LISTED RECORDS:
>> begin

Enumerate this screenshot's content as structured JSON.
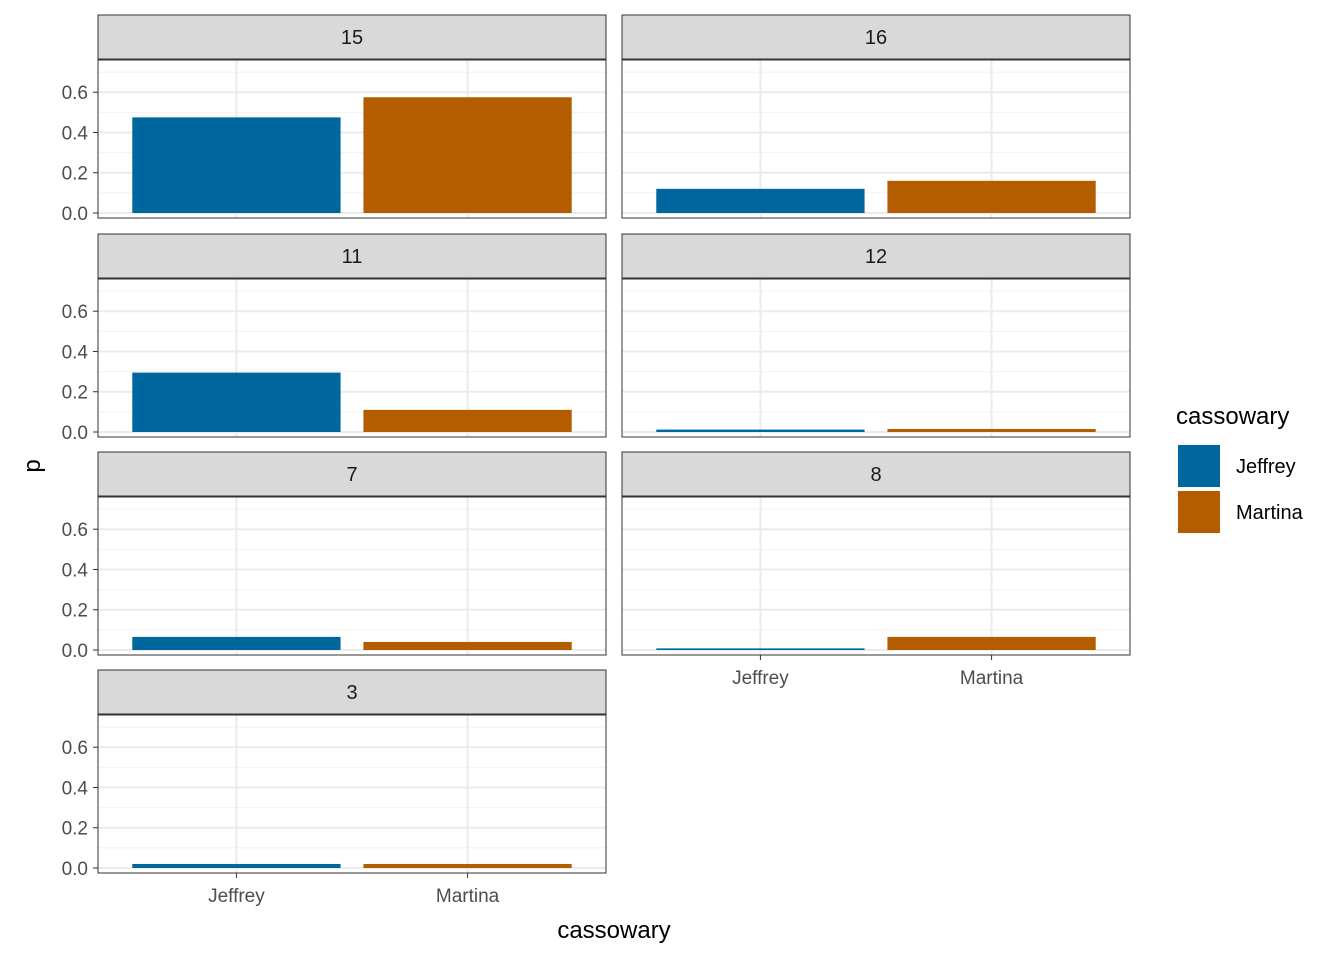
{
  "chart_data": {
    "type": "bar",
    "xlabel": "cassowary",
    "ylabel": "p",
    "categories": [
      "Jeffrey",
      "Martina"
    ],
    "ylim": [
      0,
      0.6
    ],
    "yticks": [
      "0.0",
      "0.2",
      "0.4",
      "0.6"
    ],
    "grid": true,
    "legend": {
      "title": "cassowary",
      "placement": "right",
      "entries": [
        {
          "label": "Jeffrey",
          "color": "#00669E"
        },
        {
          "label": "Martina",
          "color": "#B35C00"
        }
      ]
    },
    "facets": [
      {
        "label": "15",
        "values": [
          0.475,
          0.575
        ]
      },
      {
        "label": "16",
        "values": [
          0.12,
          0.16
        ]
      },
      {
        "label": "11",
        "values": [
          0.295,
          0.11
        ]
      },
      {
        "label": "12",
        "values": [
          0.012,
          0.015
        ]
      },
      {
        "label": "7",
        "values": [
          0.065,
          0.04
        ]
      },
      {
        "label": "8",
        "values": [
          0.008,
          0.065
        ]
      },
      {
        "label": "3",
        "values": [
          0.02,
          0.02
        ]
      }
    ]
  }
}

>> end
>> begin

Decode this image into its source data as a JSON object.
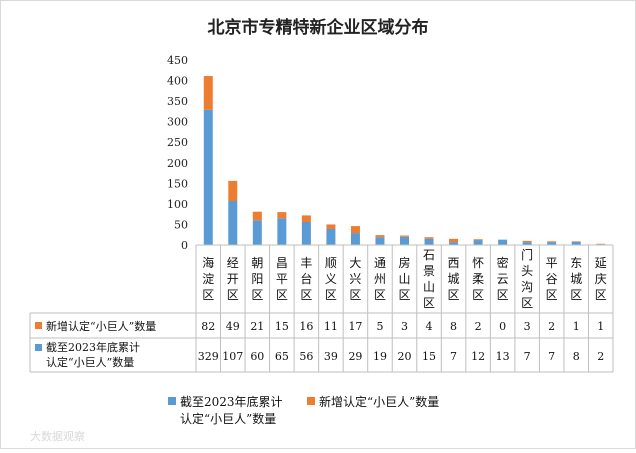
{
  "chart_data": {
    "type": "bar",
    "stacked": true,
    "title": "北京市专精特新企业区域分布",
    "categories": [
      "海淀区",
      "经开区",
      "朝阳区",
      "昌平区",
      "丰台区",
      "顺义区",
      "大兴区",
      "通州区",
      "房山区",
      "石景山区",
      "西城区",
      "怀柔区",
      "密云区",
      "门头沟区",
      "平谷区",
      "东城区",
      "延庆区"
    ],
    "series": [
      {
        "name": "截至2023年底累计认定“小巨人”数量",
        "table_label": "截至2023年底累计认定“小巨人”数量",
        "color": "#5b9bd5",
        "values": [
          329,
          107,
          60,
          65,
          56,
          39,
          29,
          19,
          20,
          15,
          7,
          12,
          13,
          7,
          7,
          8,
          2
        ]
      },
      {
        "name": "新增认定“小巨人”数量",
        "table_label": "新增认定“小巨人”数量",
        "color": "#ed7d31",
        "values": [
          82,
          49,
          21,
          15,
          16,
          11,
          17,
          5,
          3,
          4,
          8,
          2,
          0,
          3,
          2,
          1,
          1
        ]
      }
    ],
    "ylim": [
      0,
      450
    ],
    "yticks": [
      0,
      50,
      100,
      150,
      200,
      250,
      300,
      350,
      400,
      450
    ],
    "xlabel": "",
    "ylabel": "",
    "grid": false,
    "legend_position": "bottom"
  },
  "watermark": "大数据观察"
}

>> end
>> begin

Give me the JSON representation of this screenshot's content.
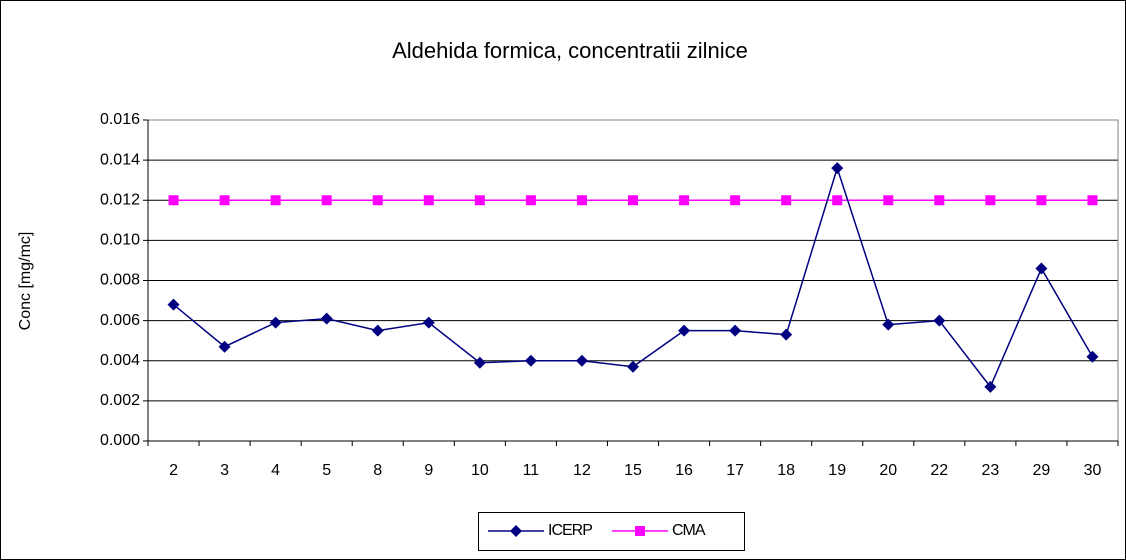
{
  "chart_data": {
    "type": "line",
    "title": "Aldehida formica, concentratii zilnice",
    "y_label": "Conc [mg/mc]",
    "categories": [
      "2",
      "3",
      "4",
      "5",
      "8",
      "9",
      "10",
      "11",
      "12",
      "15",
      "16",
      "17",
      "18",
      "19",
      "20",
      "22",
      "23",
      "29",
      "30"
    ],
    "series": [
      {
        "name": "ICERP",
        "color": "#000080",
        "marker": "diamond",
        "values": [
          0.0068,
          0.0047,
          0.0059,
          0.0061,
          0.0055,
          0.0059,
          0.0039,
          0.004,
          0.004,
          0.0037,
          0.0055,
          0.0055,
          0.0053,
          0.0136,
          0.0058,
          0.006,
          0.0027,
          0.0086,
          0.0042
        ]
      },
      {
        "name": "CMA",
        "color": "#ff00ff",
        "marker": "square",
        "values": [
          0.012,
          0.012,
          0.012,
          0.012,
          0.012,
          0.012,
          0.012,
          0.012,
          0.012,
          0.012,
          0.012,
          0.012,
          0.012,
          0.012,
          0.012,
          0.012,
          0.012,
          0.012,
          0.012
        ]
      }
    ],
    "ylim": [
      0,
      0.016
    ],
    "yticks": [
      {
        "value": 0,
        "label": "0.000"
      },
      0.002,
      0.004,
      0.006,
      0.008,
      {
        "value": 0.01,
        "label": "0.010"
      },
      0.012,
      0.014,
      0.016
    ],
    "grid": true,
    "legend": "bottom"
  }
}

>> end

DESCRIPTION OF THE TASK: Pull every line holding "JSON" out of the records.

TASK RESULT:
Enumerate this screenshot's content as structured JSON.
Decode this image into its source data as a JSON object.
Give me the JSON representation of this screenshot's content.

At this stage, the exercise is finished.